What the exercise asks — Below is a listing; reproduce each line of it exactly.

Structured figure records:
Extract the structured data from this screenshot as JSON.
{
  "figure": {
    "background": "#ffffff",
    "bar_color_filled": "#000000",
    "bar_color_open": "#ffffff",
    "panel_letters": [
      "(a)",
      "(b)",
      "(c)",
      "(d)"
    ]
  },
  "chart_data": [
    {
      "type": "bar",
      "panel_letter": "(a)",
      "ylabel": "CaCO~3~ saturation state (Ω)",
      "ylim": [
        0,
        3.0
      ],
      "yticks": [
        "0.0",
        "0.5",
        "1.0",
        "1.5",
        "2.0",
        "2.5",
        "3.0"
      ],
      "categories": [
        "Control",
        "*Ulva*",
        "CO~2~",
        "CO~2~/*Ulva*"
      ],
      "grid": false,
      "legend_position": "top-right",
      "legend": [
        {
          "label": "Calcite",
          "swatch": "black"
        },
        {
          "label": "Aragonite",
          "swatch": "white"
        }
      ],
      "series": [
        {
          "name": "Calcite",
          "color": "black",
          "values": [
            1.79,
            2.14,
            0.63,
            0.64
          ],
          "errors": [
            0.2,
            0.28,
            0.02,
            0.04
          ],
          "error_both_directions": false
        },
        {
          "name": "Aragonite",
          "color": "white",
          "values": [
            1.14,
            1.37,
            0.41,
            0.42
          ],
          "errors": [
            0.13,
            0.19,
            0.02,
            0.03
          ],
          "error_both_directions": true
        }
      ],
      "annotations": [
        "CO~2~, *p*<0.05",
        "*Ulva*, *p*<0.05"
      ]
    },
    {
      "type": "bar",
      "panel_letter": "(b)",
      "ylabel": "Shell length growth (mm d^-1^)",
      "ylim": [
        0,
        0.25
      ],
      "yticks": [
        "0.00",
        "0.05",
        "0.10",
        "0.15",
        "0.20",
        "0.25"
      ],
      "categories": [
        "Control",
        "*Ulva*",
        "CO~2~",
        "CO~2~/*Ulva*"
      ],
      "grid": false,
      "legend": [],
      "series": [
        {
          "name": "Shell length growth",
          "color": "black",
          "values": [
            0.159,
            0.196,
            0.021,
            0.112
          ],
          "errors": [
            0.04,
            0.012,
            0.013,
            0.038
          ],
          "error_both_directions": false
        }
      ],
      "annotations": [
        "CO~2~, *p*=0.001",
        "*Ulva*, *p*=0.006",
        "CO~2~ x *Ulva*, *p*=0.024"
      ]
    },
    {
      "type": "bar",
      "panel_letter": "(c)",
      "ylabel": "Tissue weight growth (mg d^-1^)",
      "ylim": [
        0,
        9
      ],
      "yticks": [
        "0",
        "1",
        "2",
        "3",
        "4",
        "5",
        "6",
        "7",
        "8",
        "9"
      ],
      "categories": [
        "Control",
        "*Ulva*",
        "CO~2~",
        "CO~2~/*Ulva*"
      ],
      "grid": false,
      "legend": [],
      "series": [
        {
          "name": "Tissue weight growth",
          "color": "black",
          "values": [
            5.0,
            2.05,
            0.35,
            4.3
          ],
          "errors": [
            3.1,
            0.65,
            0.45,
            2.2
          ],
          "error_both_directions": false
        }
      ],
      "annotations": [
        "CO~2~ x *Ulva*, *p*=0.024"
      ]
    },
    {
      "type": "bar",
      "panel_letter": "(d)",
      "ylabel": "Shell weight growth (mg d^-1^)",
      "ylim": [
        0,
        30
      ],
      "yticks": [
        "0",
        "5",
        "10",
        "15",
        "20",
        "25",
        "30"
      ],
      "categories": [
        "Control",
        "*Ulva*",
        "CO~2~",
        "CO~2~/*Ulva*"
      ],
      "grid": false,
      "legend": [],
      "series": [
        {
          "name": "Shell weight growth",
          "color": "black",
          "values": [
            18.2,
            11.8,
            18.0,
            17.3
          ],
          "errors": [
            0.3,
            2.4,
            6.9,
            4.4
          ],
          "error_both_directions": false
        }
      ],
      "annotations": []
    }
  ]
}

Exercise solution —
Extract the structured data from this screenshot as JSON.
{
  "figure": {
    "background": "#ffffff",
    "bar_color_filled": "#000000",
    "bar_color_open": "#ffffff",
    "panel_letters": [
      "(a)",
      "(b)",
      "(c)",
      "(d)"
    ]
  },
  "chart_data": [
    {
      "type": "bar",
      "panel_letter": "(a)",
      "ylabel": "CaCO~3~ saturation state (Ω)",
      "ylim": [
        0,
        3.0
      ],
      "yticks": [
        "0.0",
        "0.5",
        "1.0",
        "1.5",
        "2.0",
        "2.5",
        "3.0"
      ],
      "categories": [
        "Control",
        "*Ulva*",
        "CO~2~",
        "CO~2~/*Ulva*"
      ],
      "grid": false,
      "legend_position": "top-right",
      "legend": [
        {
          "label": "Calcite",
          "swatch": "black"
        },
        {
          "label": "Aragonite",
          "swatch": "white"
        }
      ],
      "series": [
        {
          "name": "Calcite",
          "color": "black",
          "values": [
            1.79,
            2.14,
            0.63,
            0.64
          ],
          "errors": [
            0.2,
            0.28,
            0.02,
            0.04
          ],
          "error_both_directions": false
        },
        {
          "name": "Aragonite",
          "color": "white",
          "values": [
            1.14,
            1.37,
            0.41,
            0.42
          ],
          "errors": [
            0.13,
            0.19,
            0.02,
            0.03
          ],
          "error_both_directions": true
        }
      ],
      "annotations": [
        "CO~2~, *p*<0.05",
        "*Ulva*, *p*<0.05"
      ]
    },
    {
      "type": "bar",
      "panel_letter": "(b)",
      "ylabel": "Shell length growth (mm d^-1^)",
      "ylim": [
        0,
        0.25
      ],
      "yticks": [
        "0.00",
        "0.05",
        "0.10",
        "0.15",
        "0.20",
        "0.25"
      ],
      "categories": [
        "Control",
        "*Ulva*",
        "CO~2~",
        "CO~2~/*Ulva*"
      ],
      "grid": false,
      "legend": [],
      "series": [
        {
          "name": "Shell length growth",
          "color": "black",
          "values": [
            0.159,
            0.196,
            0.021,
            0.112
          ],
          "errors": [
            0.04,
            0.012,
            0.013,
            0.038
          ],
          "error_both_directions": false
        }
      ],
      "annotations": [
        "CO~2~, *p*=0.001",
        "*Ulva*, *p*=0.006",
        "CO~2~ x *Ulva*, *p*=0.024"
      ]
    },
    {
      "type": "bar",
      "panel_letter": "(c)",
      "ylabel": "Tissue weight growth (mg d^-1^)",
      "ylim": [
        0,
        9
      ],
      "yticks": [
        "0",
        "1",
        "2",
        "3",
        "4",
        "5",
        "6",
        "7",
        "8",
        "9"
      ],
      "categories": [
        "Control",
        "*Ulva*",
        "CO~2~",
        "CO~2~/*Ulva*"
      ],
      "grid": false,
      "legend": [],
      "series": [
        {
          "name": "Tissue weight growth",
          "color": "black",
          "values": [
            5.0,
            2.05,
            0.35,
            4.3
          ],
          "errors": [
            3.1,
            0.65,
            0.45,
            2.2
          ],
          "error_both_directions": false
        }
      ],
      "annotations": [
        "CO~2~ x *Ulva*, *p*=0.024"
      ]
    },
    {
      "type": "bar",
      "panel_letter": "(d)",
      "ylabel": "Shell weight growth (mg d^-1^)",
      "ylim": [
        0,
        30
      ],
      "yticks": [
        "0",
        "5",
        "10",
        "15",
        "20",
        "25",
        "30"
      ],
      "categories": [
        "Control",
        "*Ulva*",
        "CO~2~",
        "CO~2~/*Ulva*"
      ],
      "grid": false,
      "legend": [],
      "series": [
        {
          "name": "Shell weight growth",
          "color": "black",
          "values": [
            18.2,
            11.8,
            18.0,
            17.3
          ],
          "errors": [
            0.3,
            2.4,
            6.9,
            4.4
          ],
          "error_both_directions": false
        }
      ],
      "annotations": []
    }
  ]
}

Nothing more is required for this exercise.